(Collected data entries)
────────────────────────────────────────
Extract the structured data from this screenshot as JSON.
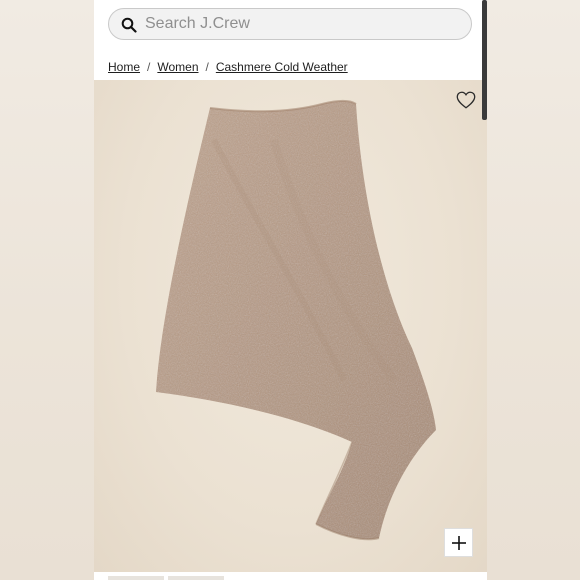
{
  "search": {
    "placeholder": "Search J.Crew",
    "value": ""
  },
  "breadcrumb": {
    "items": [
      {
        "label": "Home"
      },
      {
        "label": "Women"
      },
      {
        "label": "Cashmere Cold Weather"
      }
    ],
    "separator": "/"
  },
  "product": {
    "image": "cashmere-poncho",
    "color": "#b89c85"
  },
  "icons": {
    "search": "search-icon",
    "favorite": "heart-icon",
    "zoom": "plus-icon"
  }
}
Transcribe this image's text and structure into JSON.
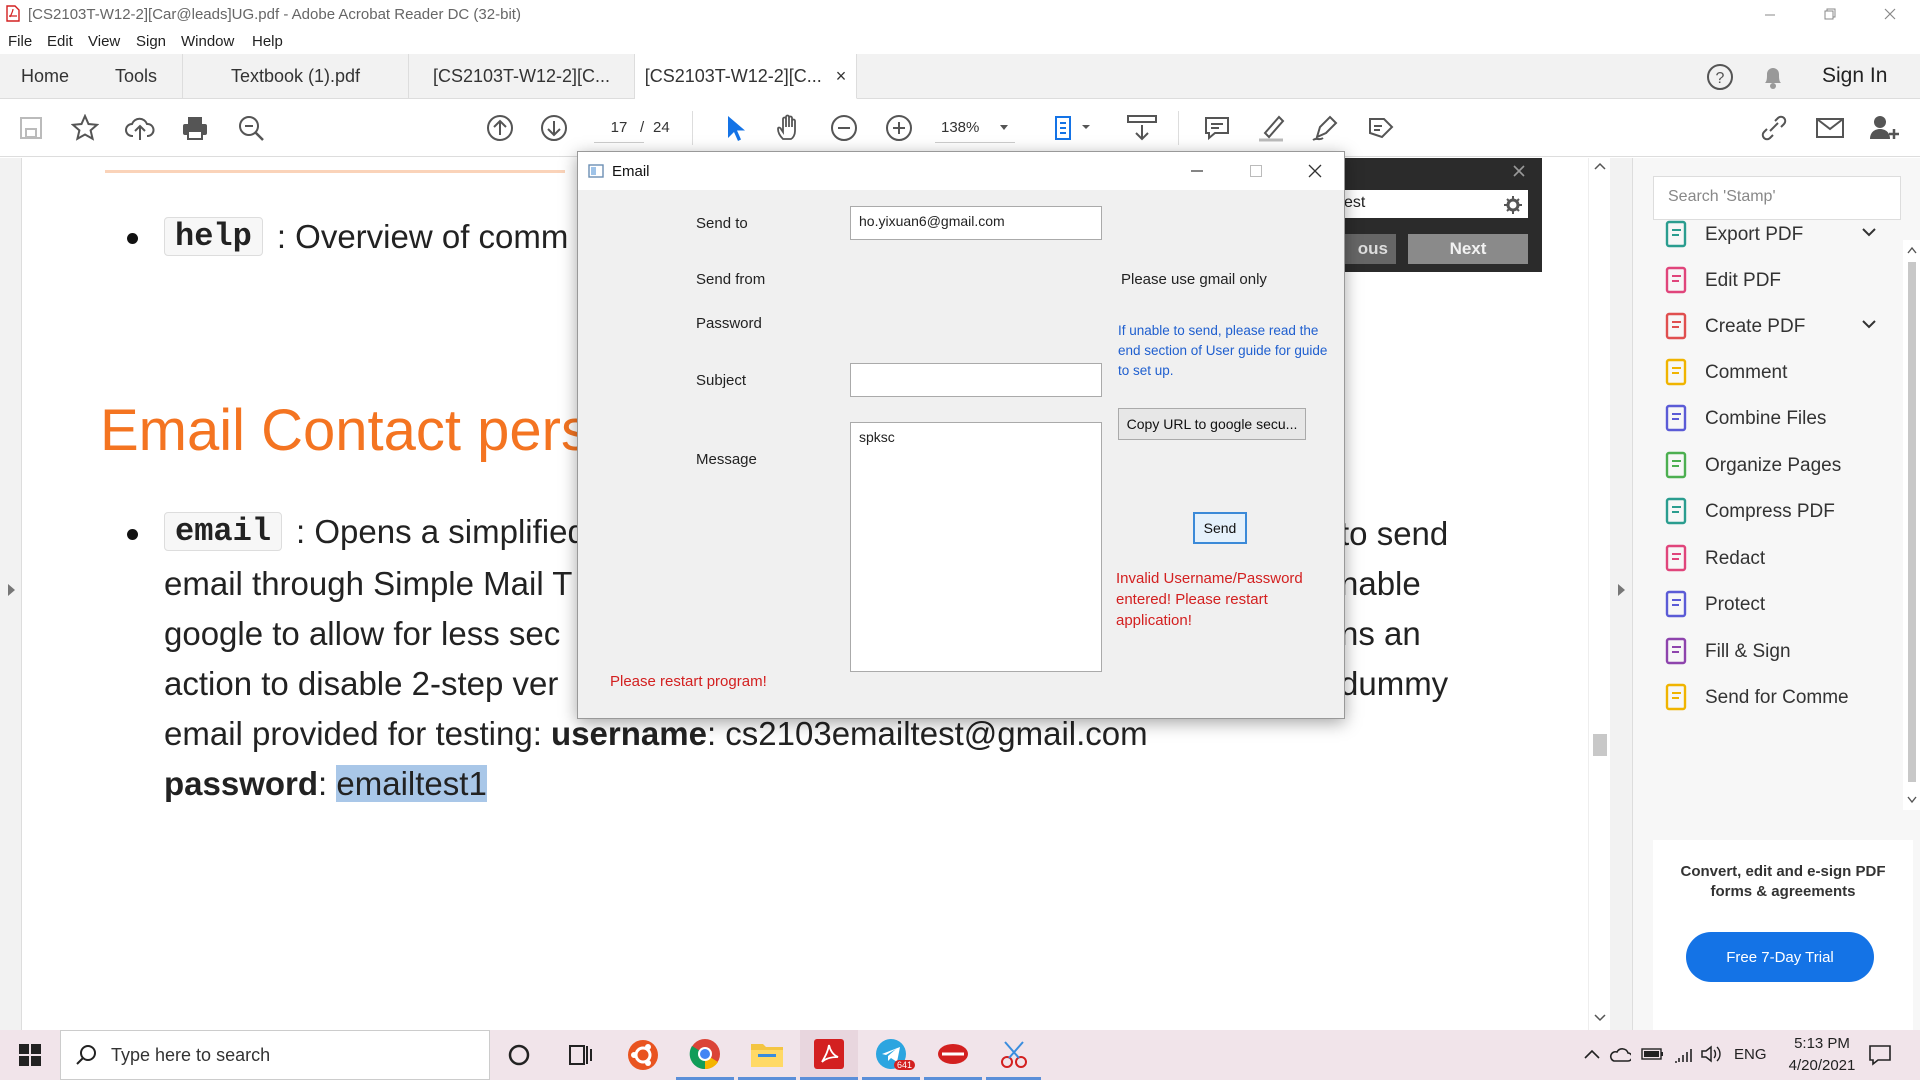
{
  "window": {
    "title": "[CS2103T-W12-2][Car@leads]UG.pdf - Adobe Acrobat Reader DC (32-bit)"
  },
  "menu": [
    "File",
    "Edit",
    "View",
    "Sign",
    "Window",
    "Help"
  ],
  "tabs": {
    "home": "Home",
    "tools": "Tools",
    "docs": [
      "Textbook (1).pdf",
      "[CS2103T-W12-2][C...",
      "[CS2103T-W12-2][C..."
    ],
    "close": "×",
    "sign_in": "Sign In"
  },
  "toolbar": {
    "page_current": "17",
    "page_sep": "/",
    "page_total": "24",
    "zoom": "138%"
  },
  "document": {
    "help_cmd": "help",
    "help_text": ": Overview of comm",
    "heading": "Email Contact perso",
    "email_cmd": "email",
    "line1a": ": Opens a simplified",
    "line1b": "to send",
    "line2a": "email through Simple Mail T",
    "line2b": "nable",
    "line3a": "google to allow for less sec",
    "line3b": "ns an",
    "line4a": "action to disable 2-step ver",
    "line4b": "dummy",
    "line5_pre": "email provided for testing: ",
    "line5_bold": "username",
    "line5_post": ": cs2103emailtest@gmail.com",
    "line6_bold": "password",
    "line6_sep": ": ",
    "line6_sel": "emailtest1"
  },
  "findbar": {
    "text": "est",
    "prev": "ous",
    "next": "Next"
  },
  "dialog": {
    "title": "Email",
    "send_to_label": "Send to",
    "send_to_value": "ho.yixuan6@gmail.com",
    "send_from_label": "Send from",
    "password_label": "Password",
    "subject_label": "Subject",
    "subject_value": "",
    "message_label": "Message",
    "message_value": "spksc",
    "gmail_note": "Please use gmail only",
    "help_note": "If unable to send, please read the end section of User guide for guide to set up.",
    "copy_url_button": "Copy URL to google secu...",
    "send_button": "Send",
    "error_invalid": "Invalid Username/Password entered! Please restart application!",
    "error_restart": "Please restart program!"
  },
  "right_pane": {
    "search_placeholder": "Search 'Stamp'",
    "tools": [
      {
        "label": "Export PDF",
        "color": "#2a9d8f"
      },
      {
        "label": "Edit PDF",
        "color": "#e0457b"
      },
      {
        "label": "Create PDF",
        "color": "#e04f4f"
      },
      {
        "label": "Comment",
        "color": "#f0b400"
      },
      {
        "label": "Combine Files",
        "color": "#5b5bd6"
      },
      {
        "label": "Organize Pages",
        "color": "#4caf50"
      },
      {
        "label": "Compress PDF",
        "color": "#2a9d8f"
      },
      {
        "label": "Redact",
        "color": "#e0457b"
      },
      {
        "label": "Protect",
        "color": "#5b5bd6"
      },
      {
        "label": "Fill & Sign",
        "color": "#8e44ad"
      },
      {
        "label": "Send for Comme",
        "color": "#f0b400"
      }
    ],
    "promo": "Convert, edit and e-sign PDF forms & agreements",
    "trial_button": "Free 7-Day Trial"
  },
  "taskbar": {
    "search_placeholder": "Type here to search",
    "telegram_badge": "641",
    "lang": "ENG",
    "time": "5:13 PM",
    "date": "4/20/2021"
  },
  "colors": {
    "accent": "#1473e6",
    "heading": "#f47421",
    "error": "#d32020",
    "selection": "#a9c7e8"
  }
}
────────────────────────────────────────
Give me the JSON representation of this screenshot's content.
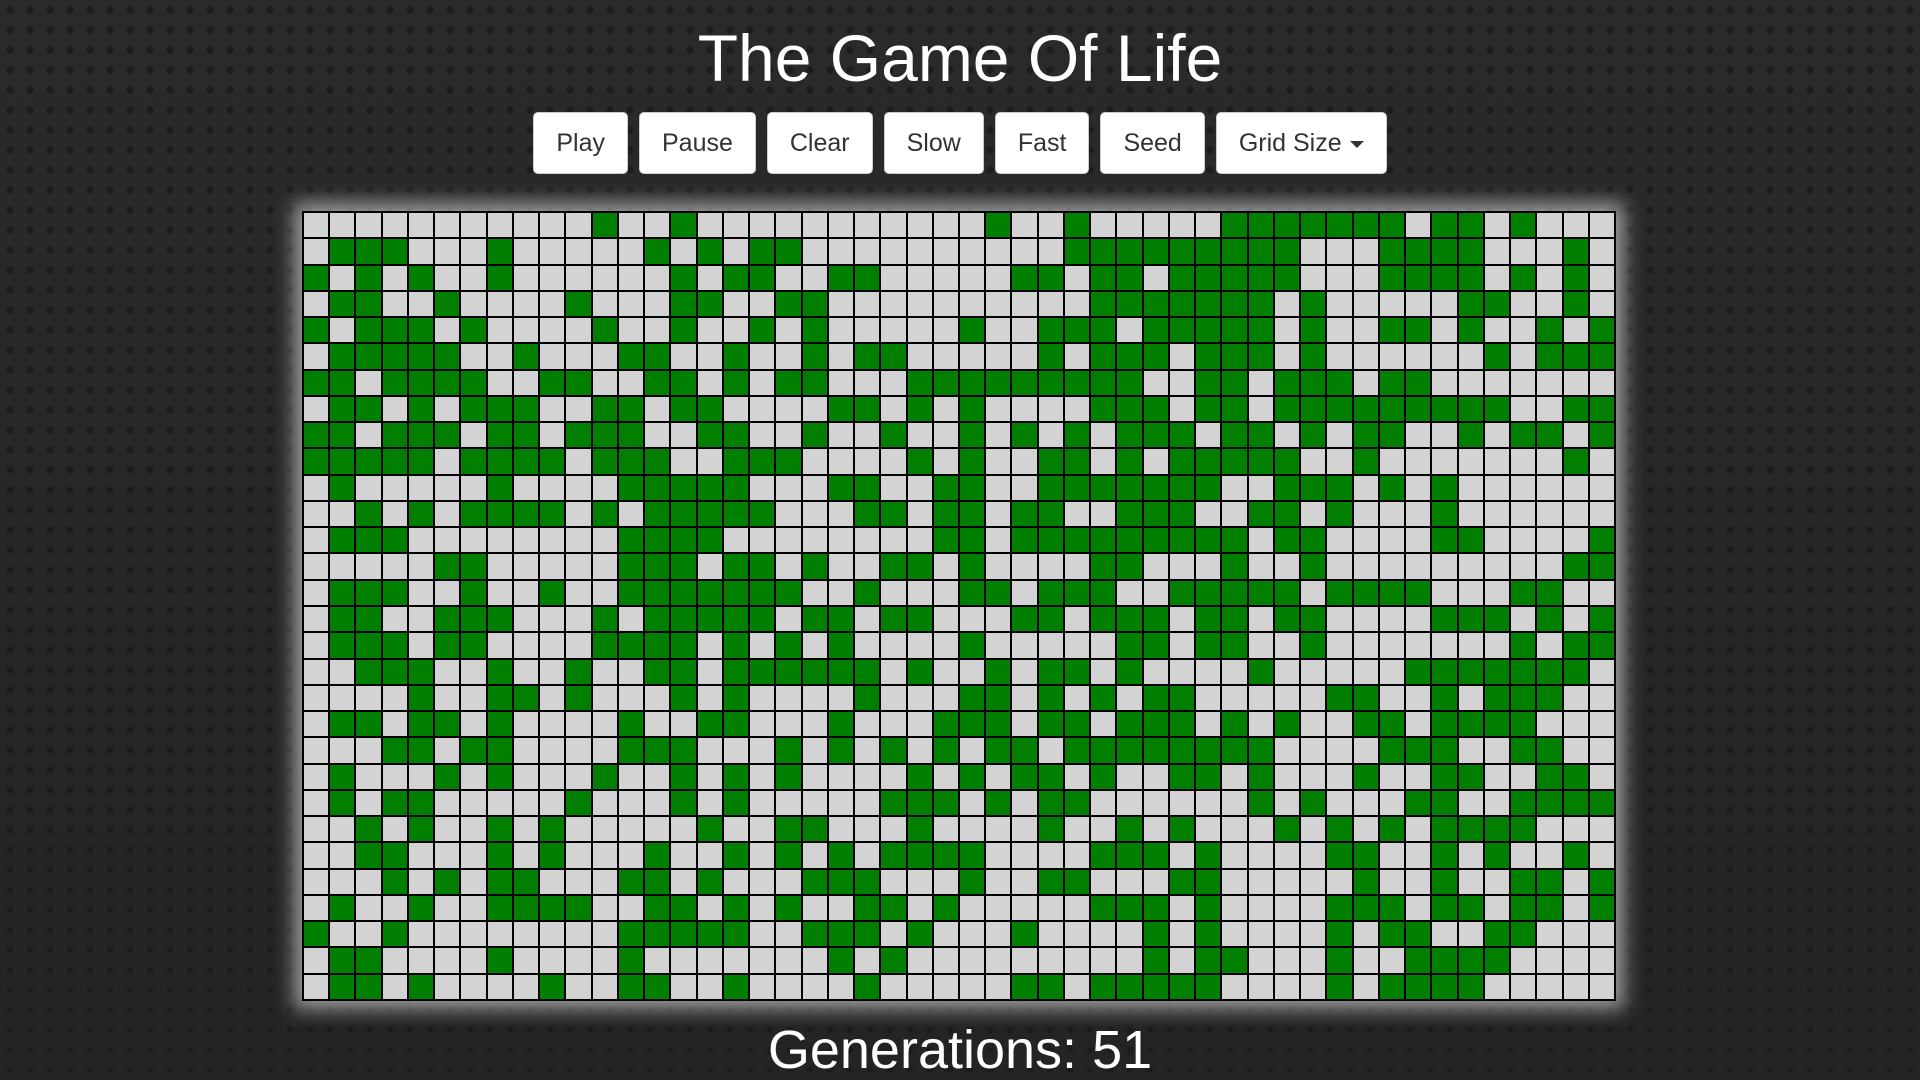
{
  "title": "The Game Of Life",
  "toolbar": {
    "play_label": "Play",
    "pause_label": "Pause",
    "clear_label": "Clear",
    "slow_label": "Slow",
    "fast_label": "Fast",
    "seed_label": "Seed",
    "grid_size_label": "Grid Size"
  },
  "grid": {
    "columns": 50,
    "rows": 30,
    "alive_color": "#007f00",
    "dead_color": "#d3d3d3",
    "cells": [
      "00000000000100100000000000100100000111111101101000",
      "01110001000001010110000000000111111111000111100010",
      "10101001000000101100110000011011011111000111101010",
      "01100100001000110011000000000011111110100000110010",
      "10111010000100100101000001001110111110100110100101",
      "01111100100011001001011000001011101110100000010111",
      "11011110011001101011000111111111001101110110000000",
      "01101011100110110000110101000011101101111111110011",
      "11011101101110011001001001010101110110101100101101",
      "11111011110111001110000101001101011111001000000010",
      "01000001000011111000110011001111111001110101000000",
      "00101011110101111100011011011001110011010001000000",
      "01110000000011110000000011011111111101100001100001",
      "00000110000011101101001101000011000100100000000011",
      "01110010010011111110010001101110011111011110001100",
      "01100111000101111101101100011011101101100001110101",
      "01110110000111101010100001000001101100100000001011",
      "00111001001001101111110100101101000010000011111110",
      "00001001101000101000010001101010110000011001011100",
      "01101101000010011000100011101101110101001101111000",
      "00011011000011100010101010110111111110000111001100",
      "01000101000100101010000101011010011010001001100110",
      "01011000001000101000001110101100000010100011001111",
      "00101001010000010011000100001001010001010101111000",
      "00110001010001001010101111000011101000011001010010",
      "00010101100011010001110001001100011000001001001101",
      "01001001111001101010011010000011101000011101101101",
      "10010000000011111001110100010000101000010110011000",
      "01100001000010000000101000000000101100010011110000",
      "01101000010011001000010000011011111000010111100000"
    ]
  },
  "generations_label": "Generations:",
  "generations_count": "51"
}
────────────────────────────────────────
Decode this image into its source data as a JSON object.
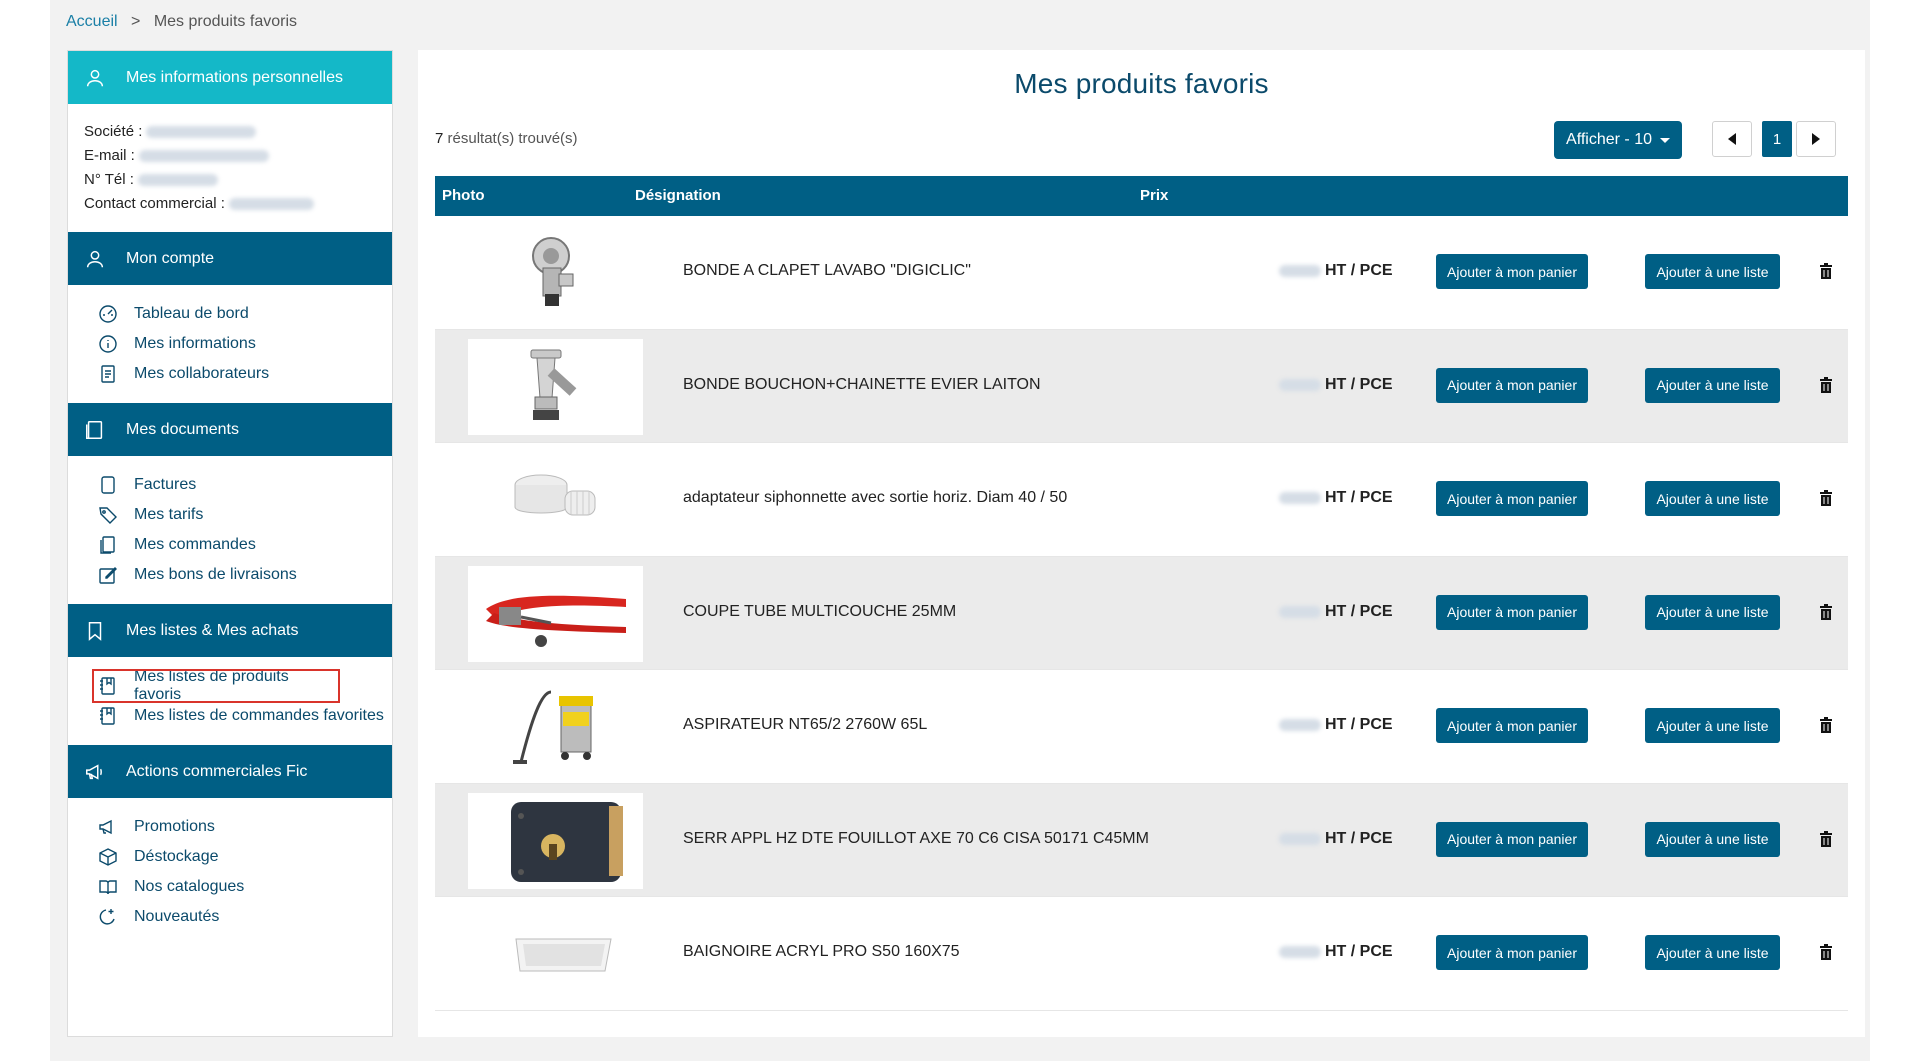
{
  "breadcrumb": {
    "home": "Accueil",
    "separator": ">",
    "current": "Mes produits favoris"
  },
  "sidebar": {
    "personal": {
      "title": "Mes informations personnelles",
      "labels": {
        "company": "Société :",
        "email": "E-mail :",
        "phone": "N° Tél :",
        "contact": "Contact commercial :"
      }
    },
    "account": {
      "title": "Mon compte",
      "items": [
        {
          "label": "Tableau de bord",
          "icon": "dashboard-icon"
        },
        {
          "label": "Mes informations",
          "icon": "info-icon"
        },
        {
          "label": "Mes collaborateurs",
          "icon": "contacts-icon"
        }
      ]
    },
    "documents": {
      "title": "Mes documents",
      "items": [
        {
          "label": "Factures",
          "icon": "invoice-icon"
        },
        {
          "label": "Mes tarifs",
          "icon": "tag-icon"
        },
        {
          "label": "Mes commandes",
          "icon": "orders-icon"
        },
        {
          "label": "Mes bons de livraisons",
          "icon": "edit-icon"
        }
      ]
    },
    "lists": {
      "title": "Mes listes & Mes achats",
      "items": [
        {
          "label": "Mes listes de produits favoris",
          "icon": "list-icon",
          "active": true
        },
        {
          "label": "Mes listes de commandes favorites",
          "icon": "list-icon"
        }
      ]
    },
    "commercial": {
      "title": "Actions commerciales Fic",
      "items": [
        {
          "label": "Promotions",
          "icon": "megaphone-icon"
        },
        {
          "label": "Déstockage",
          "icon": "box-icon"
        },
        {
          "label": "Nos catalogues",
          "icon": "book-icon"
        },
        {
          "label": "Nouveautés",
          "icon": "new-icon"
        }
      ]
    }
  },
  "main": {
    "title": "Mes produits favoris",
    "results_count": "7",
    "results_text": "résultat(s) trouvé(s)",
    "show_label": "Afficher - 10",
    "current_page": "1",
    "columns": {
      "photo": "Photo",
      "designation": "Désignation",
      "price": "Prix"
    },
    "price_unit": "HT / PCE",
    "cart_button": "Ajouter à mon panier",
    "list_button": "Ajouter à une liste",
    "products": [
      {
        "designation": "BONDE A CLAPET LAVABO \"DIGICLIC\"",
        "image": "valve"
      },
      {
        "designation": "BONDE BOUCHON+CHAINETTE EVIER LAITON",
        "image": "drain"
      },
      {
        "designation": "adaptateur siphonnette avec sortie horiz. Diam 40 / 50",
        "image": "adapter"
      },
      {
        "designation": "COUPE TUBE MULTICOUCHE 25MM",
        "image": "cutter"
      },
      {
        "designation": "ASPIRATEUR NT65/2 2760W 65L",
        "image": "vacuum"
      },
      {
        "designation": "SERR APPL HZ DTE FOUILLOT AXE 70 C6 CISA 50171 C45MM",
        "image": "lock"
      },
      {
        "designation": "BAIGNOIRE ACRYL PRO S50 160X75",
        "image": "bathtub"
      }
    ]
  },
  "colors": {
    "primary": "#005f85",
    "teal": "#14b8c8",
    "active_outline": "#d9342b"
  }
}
────────────────────────────────────────
Count the lines in which the string "heading" appears, then report only that figure.

▸ OUTPUT OF THE TASK: 2